JOB A
In the sermon excerpt, what does the speaker say their life is more like, rather than a straight line?
JOB B
Please reproduce the sermon excerpt word for word, between "If you have" and "has blessed you.", inclusive.

SELECTED EXCERPT

╔══

If you have experienced something of God in your life, if God’s Spirit has touched you in a meaningful way, then you will begin to live in a different way.  You’ll live by the teachings and example of Jesus.  You’ll live with a depth and compassion.  And you’ll live with the intention of bearing witness to the God who has blessed you.

So where should a disciple start?   You start right where you are, in your Jerusalem, but that’s just the beginning.  Jesus calls us out of that immediate space, but he’s kind enough to make our next assignment Judea – the place where our own kind live.  So maybe for you the first place for you to spread your wings as a Christian is in your immediate circle of friends, in the places where you are comfortable and accepted, in your family.  On this Mothers’ Day we can celebrate the ways in which so many women of Christian faith have lived out their calling in the “Judea” of their families – but many good mothers don’t draw the line of their caring there.  They reach out beyond the family to others in need – perhaps even to some “Samaria” of people who are very different, but still in need of love. 

            A maturing Christian life can never make a permanent stay in the safe, predictable, comforting realm of “Judea.”  A Christian who has been touched by the Spirit of God will understand that there are others in this world with whom he or she needs to relate – enemies, people who are different, people who are in need, people who test and stretch and challenge us..... And then if we’ve made a move from Jerusalem to Judea and to Samaria are we done?  No, Jesus didn’t give a limit.  It’s Jerusalem, Judea, Samaria and “the ends of the earth......”  To be a witness, to live in a way that proclaims the faith into which we’ve been called, is a life of ever-expanding possibilities.

            So there we have the parting instructions of Jesus, two commandments about two very different ways of being faithful – waiting and going, receiving the Spirit and sharing it, looking inward and looking out, tending to our own growth and caring for others.  And how to we reconcile these opposites?  The story of the disciples is written in pretty straightforward way  – they did the waiting first, and then when they had received the Spirit they went out to work on the command number two, on being witnesses.  But in my life - and in most lives, I suspect – it’s not so cut and dried.  My life rarely goes in a straight line, like a continuous march of progress.  No, it’s more like a spiral – an ascending one, I hope – but a spiral in which these seasons of waiting and doing, of waiting in Jerusalem and going out as a witness, seem to ebb and flow.  So, I’ll have times of living boldly, and caringly, and faithfully, as a witness – expanding my life into Judea and Samaria and beyond – and then I’ll come around the circle and find that I need to stop in Jerusalem again.  I’ll need a time of dealing with myself, a time of receiving God’s Spirit again, a time for waiting for the power God promised.  And then, fortified by the Spirit I go out again, to live a life of that is a witness to all that God has done for me.

            Where are you in the journey of faith?  Wherever it might be, you can be guided by Jesus’ parting instructions:

            First:  “Do not leave Jerusalem, but wait for the gift God promised.... the power from above, the Holy Spirit.....”

            And then:  “You shall receive power when the Holy Spirit comes upon you, and you shall be my witness, in Jerusalem, in Judea, in Samaria, and on to the ends of the earth.”

╚══

RECORD EXTRACTS

╔══

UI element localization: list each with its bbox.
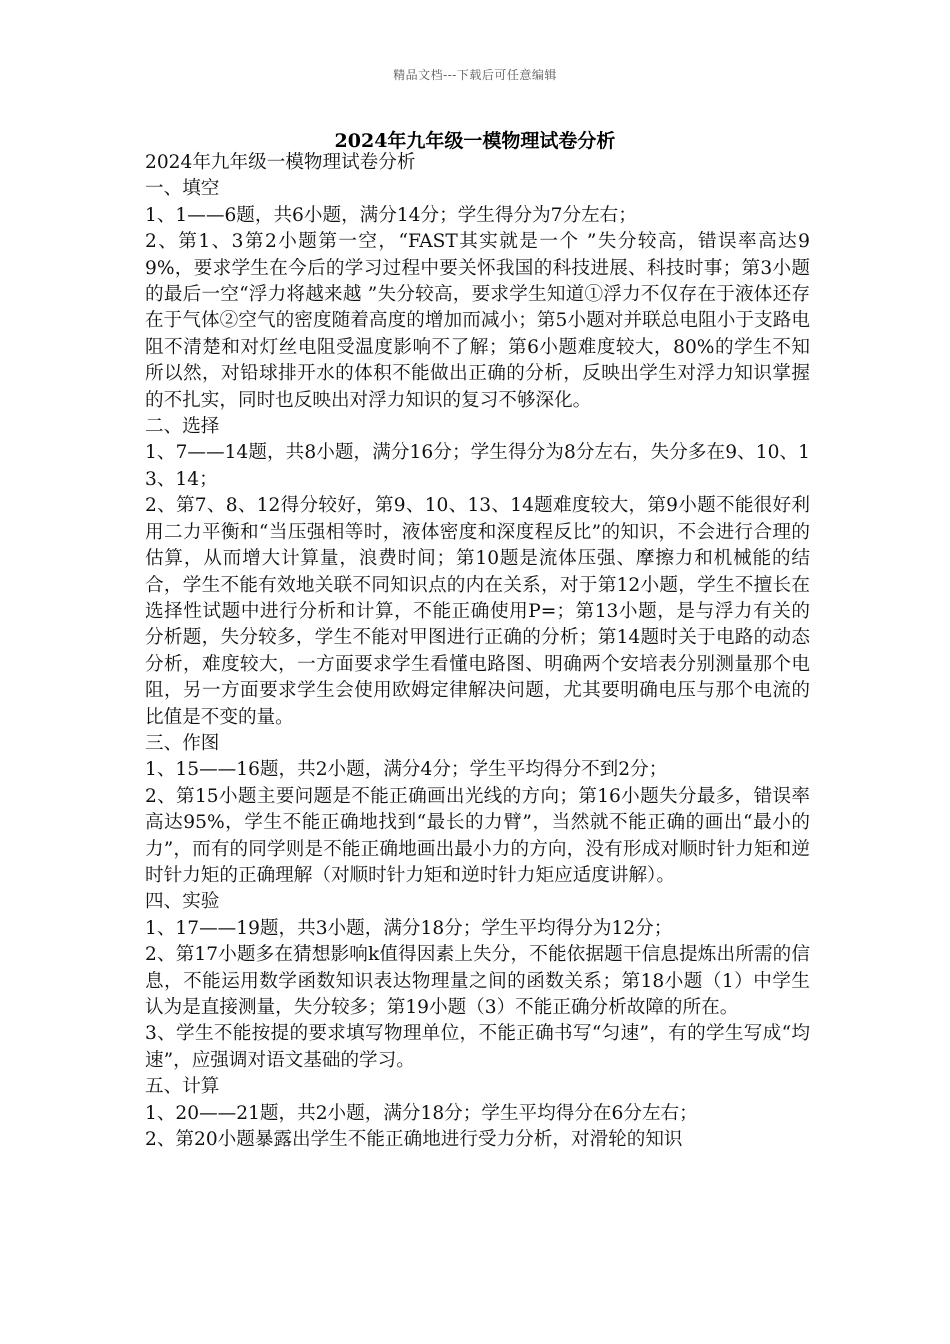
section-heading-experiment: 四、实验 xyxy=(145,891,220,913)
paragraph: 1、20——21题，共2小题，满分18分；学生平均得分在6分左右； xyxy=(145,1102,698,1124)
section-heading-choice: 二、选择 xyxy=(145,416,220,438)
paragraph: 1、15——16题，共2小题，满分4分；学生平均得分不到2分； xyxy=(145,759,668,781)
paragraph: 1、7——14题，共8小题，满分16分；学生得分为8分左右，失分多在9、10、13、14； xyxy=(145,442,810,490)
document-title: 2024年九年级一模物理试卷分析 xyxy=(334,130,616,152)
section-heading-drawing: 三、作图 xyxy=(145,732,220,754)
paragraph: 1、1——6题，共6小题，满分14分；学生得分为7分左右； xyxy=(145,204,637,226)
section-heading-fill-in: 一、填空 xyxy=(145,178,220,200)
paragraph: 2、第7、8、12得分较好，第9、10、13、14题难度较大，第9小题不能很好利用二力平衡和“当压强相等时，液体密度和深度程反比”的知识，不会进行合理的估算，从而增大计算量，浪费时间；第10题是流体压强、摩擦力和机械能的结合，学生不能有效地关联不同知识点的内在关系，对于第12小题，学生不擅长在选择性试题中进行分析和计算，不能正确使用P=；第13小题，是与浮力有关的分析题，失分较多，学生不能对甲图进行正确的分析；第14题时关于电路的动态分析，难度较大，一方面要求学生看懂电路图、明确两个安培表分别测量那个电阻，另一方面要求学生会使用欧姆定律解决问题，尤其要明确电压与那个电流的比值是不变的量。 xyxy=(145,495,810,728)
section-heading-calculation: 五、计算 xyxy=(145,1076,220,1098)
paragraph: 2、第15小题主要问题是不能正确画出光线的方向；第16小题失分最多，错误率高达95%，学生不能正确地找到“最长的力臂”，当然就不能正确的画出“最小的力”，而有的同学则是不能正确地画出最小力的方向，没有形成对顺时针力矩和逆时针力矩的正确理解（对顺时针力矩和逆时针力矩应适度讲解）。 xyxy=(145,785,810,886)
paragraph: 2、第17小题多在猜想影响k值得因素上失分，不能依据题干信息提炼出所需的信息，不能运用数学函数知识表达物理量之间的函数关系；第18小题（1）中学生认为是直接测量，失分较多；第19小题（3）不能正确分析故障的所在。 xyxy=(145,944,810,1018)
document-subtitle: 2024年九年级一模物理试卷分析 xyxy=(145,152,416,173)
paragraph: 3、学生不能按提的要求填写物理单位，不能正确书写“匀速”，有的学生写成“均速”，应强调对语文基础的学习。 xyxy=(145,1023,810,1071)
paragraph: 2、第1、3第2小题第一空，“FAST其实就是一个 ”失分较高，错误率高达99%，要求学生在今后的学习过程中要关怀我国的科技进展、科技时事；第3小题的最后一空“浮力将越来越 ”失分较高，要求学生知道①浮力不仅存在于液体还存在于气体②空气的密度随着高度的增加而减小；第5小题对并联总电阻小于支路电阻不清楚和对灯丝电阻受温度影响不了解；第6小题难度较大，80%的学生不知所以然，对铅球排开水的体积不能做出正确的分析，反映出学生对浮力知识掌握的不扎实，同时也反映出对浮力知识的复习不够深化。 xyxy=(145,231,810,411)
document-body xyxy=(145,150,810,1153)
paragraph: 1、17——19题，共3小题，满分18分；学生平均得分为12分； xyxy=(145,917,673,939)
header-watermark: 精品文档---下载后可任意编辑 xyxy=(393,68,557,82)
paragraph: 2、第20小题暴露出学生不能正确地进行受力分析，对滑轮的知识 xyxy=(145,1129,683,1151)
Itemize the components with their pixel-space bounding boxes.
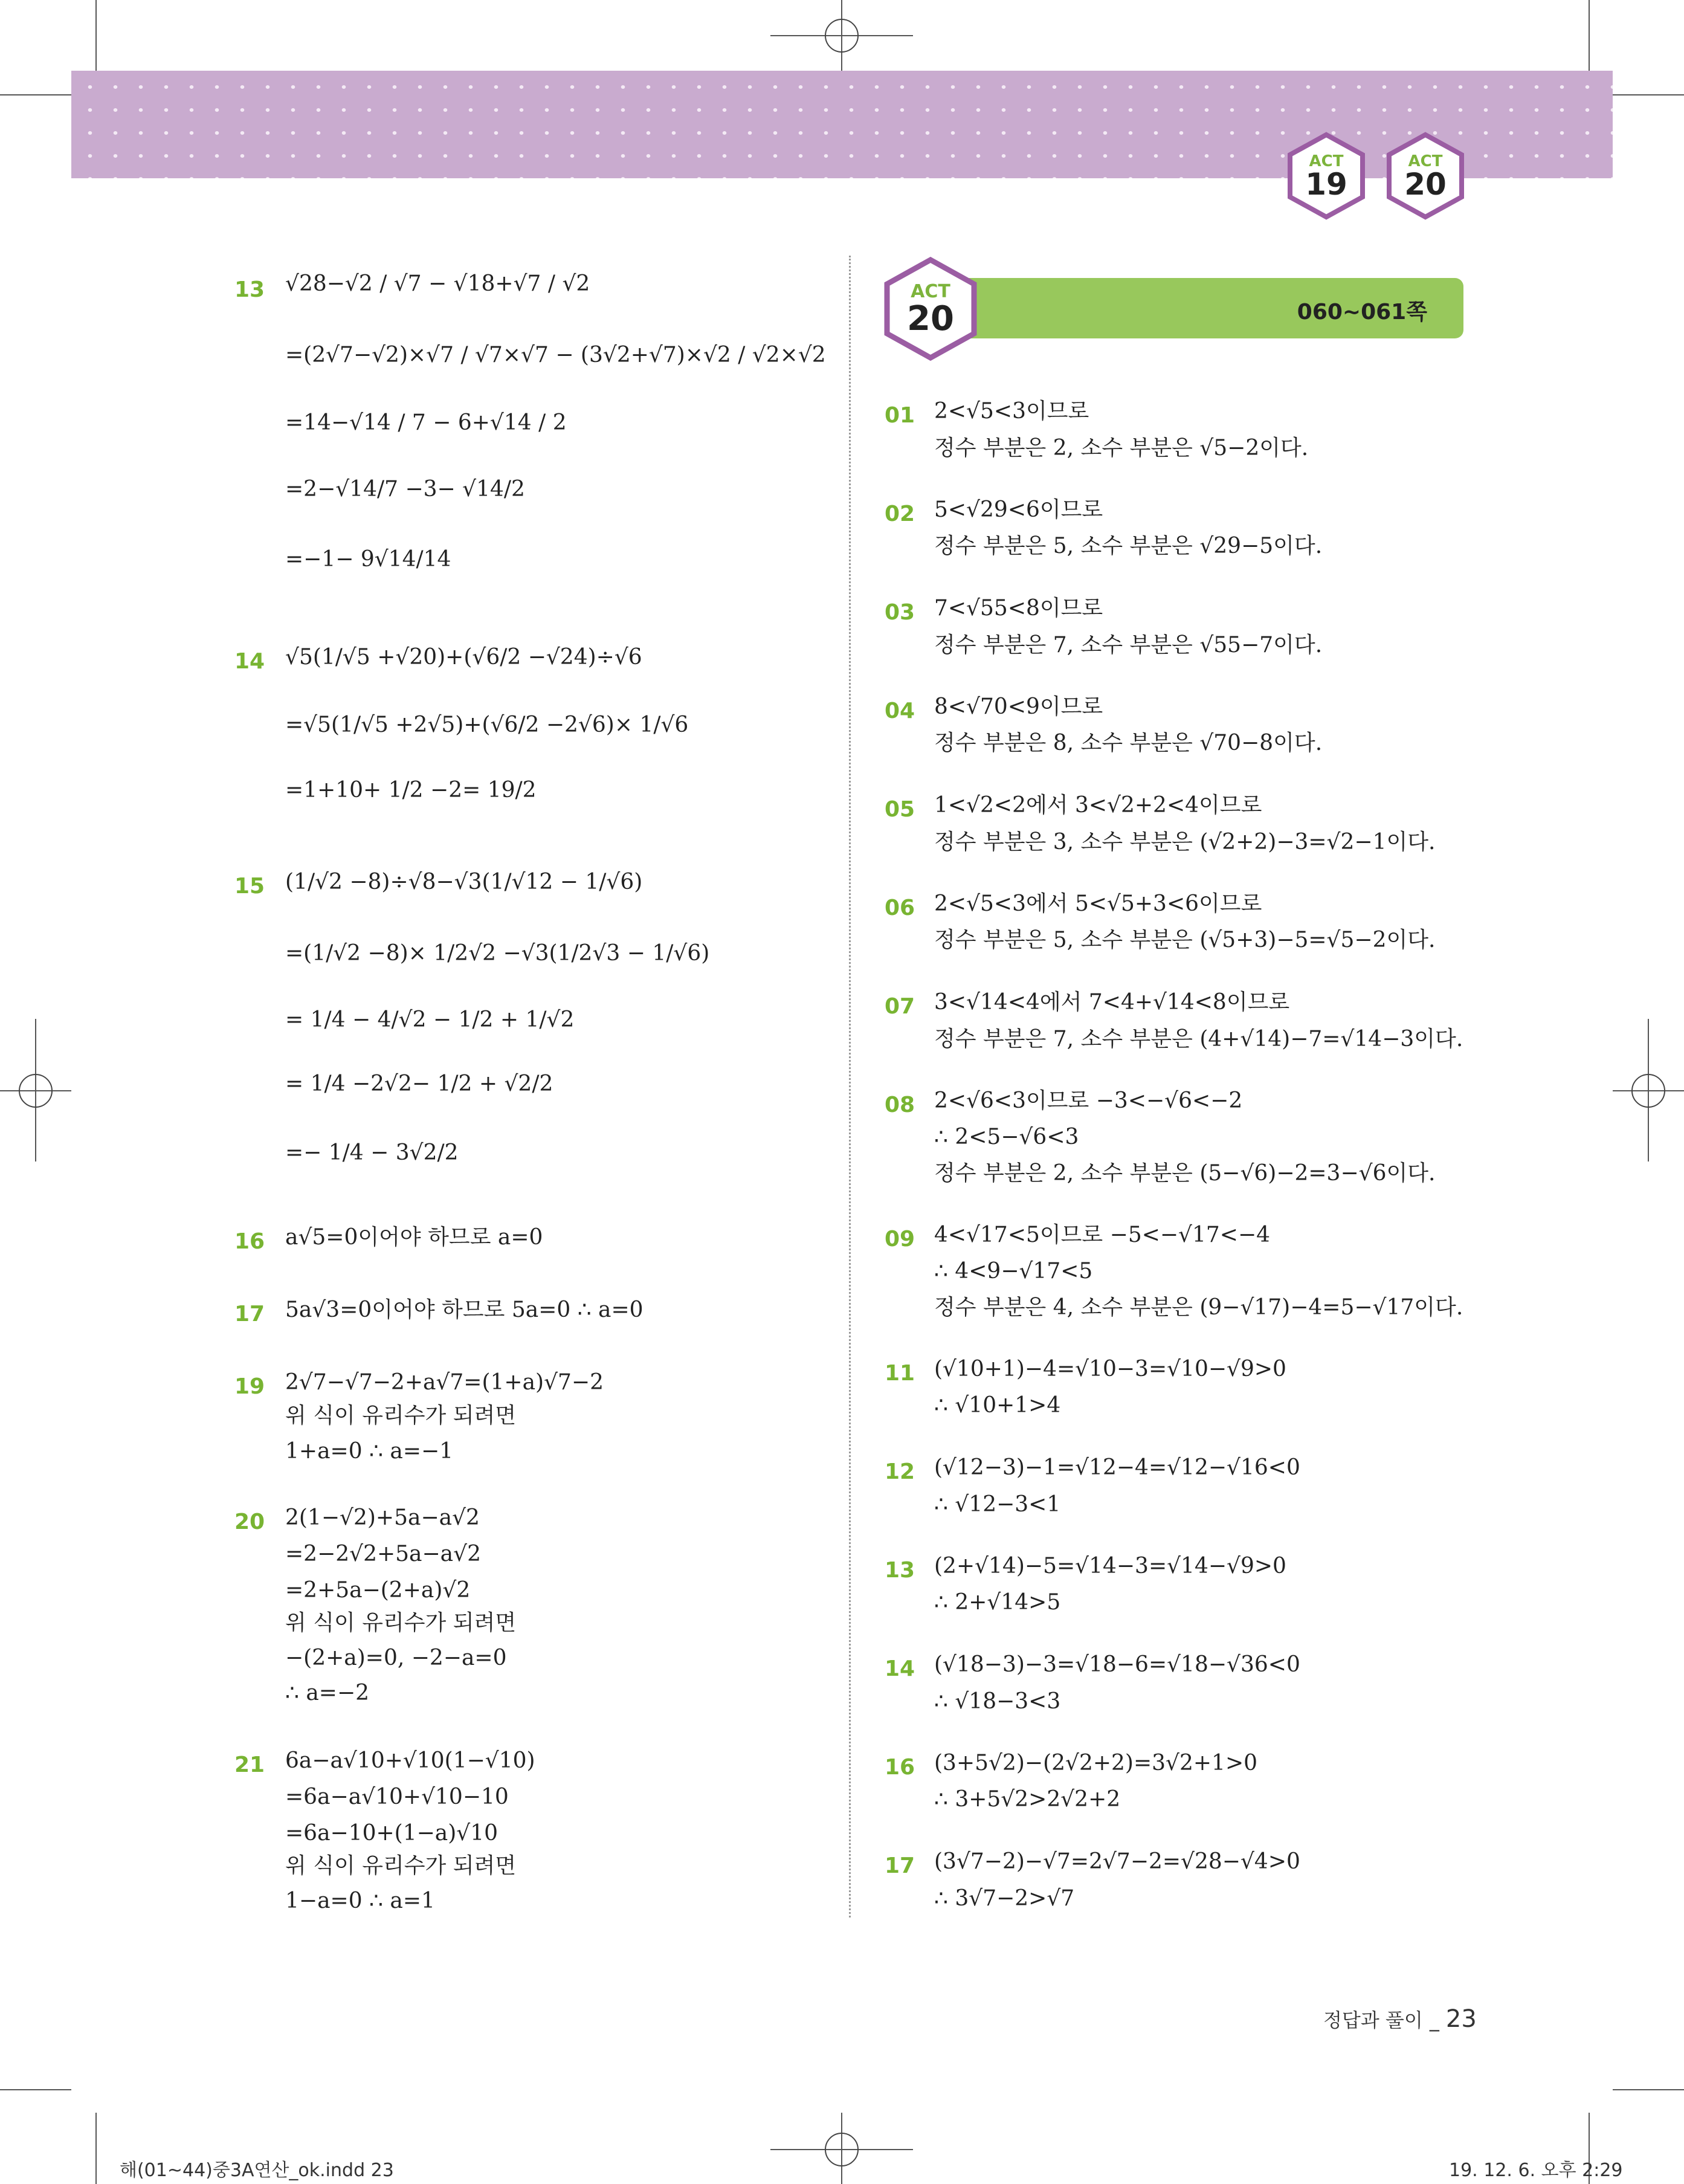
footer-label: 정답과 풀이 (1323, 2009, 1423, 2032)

╚══

SOLUTION A
A spiral, and the speaker hopes it is an ascending one.

SOLUTION B
If you have experienced something of God in your life, if God’s Spirit has touched you in a meaningful way, then you will begin to live in a different way.  You’ll live by the teachings and example of Jesus.  You’ll live with a depth and compassion.  And you’ll live with the intention of bearing witness to the God who has blessed you.